SHORT TASK:
Filter the records below for the word "tanto". Copy each line that holds it.

■ ■ ■ ■

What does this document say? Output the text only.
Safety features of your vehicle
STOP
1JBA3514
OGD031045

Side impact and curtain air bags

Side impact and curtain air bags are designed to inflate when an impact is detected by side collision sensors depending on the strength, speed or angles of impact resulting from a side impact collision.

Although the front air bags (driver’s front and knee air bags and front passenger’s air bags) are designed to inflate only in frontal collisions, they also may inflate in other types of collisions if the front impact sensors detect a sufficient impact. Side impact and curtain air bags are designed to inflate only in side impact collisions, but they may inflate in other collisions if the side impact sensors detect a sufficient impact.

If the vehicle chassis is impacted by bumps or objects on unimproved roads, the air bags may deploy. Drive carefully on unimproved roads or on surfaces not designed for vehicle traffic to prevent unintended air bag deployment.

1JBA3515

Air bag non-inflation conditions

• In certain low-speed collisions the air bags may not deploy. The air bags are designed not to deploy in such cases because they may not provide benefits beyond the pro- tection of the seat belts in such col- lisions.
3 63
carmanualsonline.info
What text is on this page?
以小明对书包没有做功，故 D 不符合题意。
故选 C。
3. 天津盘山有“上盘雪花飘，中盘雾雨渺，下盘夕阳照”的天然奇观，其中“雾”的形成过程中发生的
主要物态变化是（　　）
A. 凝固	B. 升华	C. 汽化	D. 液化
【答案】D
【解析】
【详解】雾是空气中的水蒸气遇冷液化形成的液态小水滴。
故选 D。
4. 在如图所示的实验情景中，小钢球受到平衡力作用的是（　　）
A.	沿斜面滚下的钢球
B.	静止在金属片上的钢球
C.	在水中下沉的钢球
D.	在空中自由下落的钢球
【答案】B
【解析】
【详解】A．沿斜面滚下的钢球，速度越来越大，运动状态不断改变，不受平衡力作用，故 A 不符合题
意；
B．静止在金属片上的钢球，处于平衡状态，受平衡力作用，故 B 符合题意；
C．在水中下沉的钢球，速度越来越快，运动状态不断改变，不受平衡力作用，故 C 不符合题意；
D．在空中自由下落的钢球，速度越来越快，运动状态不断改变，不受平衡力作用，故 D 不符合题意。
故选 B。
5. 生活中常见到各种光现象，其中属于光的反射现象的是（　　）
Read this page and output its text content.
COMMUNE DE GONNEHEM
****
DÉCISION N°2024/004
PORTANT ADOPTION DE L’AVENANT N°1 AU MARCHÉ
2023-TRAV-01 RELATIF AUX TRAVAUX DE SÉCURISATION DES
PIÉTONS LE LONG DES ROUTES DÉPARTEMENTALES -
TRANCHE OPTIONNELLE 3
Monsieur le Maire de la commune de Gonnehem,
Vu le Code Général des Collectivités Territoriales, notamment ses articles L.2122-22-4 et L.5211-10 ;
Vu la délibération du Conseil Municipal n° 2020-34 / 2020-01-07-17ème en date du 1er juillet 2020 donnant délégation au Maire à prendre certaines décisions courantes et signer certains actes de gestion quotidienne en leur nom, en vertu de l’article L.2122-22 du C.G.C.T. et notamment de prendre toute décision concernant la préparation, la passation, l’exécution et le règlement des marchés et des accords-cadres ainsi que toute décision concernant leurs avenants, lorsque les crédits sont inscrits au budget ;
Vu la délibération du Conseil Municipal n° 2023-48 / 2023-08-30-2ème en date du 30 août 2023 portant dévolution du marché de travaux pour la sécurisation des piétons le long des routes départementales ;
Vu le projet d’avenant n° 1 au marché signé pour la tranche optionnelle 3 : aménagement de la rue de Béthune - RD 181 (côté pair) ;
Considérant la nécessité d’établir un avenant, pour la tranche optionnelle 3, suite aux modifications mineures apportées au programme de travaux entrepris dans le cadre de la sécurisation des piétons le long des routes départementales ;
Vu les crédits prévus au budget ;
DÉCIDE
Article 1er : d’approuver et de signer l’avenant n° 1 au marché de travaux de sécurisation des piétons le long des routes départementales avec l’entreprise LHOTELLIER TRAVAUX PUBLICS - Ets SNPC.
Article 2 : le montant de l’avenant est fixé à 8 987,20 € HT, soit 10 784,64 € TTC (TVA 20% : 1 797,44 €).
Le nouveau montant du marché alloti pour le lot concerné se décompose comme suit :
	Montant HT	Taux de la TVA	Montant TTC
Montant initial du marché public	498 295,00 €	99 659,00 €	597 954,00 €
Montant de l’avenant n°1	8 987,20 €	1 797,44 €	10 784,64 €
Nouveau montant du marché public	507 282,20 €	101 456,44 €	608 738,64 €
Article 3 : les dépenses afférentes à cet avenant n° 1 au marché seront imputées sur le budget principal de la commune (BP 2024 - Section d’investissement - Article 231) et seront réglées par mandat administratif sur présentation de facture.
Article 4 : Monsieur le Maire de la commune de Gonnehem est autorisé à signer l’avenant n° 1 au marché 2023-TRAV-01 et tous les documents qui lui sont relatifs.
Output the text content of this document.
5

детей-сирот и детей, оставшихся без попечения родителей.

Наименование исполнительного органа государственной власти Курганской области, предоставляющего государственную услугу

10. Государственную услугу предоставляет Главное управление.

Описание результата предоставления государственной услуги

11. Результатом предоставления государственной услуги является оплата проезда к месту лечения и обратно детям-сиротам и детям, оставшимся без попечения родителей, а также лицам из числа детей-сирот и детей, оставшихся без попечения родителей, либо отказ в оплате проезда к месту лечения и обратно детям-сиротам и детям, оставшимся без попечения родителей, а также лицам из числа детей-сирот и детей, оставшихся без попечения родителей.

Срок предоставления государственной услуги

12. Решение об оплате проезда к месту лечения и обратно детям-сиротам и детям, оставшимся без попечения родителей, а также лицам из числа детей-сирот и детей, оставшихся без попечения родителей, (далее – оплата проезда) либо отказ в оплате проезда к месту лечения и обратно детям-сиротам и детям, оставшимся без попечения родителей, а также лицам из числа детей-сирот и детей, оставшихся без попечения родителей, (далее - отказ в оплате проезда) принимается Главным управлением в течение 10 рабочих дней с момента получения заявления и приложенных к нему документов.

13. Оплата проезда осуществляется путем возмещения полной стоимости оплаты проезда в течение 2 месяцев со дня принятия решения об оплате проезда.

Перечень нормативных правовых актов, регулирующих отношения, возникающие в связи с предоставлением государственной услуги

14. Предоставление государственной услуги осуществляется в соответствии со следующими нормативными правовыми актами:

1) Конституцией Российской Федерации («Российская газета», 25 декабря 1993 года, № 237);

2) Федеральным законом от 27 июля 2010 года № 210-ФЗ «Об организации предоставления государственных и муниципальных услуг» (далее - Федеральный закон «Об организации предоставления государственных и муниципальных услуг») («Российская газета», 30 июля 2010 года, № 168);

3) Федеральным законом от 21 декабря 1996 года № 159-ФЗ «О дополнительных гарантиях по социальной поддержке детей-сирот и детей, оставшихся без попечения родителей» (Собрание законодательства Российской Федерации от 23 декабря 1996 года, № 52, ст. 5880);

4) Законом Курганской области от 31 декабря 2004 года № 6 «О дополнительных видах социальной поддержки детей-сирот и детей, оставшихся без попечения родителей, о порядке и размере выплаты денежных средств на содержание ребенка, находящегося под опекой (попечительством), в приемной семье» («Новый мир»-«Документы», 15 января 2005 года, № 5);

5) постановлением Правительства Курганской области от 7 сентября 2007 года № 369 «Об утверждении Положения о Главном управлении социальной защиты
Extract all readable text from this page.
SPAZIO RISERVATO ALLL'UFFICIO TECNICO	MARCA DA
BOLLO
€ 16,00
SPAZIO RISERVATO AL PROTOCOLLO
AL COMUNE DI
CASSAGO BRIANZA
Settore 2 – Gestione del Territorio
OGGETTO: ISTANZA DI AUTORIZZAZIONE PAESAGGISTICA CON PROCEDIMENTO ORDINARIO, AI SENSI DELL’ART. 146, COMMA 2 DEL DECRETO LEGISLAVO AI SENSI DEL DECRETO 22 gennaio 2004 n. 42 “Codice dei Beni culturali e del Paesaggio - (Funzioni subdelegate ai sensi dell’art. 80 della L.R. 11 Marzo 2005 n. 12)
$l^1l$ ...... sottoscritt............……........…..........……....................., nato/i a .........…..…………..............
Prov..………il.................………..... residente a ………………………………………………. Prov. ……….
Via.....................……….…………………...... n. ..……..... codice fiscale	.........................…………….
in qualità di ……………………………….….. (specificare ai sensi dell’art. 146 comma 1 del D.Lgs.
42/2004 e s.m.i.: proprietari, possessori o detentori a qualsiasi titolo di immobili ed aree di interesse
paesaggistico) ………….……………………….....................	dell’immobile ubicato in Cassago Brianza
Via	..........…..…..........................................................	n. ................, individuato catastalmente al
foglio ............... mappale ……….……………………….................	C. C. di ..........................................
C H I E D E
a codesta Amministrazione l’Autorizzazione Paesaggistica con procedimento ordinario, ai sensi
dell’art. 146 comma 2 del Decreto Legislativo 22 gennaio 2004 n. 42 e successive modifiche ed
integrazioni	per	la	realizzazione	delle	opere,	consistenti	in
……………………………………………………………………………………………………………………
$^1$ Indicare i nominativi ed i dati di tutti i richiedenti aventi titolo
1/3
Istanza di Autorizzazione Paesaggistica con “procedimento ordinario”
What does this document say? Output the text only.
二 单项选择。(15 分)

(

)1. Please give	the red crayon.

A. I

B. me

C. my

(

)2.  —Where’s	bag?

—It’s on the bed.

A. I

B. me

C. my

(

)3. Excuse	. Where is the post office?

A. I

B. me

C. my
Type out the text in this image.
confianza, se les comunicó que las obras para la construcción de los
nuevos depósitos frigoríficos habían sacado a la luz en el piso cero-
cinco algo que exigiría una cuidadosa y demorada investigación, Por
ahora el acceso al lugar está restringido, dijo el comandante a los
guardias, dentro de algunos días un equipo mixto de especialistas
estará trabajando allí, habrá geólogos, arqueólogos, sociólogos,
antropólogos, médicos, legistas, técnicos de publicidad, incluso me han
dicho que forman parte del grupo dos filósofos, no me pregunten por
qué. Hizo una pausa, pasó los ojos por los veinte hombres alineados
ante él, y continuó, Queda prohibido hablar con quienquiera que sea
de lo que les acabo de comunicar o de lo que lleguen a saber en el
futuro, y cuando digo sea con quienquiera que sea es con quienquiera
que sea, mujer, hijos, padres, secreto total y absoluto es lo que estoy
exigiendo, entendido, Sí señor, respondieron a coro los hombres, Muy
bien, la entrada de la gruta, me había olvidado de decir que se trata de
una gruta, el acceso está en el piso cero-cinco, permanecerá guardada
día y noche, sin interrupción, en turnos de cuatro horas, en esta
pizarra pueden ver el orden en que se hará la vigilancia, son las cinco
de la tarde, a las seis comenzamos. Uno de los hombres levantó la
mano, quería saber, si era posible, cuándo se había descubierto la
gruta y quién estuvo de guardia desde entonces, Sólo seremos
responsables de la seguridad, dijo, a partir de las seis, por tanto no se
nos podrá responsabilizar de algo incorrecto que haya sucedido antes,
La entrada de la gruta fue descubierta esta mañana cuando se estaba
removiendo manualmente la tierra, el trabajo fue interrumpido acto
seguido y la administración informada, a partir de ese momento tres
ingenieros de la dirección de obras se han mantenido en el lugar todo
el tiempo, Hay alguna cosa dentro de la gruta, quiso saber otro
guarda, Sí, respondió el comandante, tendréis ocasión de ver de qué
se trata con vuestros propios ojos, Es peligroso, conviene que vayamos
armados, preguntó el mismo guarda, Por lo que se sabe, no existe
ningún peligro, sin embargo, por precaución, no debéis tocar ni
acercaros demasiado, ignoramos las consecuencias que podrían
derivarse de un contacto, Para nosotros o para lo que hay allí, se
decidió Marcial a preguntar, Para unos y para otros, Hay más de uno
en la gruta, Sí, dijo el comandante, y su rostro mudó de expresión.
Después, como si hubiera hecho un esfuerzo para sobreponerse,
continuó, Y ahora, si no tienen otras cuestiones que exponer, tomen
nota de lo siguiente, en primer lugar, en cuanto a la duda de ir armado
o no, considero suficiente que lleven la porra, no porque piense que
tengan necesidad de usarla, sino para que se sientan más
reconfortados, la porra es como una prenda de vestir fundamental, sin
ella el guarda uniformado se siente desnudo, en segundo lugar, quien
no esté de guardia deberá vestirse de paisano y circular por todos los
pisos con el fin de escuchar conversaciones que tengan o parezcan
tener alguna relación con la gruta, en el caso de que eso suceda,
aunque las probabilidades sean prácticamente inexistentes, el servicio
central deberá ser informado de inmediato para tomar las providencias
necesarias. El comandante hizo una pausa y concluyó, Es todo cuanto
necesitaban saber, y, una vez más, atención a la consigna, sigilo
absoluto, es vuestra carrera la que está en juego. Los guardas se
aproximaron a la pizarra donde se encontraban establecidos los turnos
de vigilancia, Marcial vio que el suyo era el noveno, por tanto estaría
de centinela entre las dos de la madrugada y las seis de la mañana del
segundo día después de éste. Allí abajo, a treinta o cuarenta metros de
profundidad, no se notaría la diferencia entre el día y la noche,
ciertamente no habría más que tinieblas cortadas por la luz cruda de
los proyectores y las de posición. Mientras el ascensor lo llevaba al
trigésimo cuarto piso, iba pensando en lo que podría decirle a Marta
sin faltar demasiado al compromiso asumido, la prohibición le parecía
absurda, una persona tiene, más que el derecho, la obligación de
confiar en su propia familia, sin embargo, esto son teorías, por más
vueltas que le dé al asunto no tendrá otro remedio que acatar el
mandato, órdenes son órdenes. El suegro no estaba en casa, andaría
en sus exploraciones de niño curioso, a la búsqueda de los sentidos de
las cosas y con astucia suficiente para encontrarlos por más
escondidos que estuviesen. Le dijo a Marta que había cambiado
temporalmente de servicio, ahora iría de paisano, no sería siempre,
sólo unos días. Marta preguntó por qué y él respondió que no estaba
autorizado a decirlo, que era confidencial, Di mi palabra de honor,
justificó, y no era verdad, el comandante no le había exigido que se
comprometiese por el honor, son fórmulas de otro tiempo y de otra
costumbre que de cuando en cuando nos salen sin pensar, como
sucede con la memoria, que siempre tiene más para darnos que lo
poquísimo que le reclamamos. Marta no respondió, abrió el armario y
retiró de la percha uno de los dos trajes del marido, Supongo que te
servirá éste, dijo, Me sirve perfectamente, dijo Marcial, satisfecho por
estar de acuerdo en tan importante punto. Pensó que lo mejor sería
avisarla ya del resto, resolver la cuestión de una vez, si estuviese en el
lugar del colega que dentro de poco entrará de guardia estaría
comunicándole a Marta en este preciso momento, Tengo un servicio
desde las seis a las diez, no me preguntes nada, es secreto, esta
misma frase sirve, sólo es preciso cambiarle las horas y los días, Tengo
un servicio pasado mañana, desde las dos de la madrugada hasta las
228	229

■ ■ ■ ■

RESPONSE TO THIS TASK:
responsables de la seguridad, dijo, a partir de las seis, por tanto no se
de vigilancia, Marcial vio que el suyo era el noveno, por tanto estaría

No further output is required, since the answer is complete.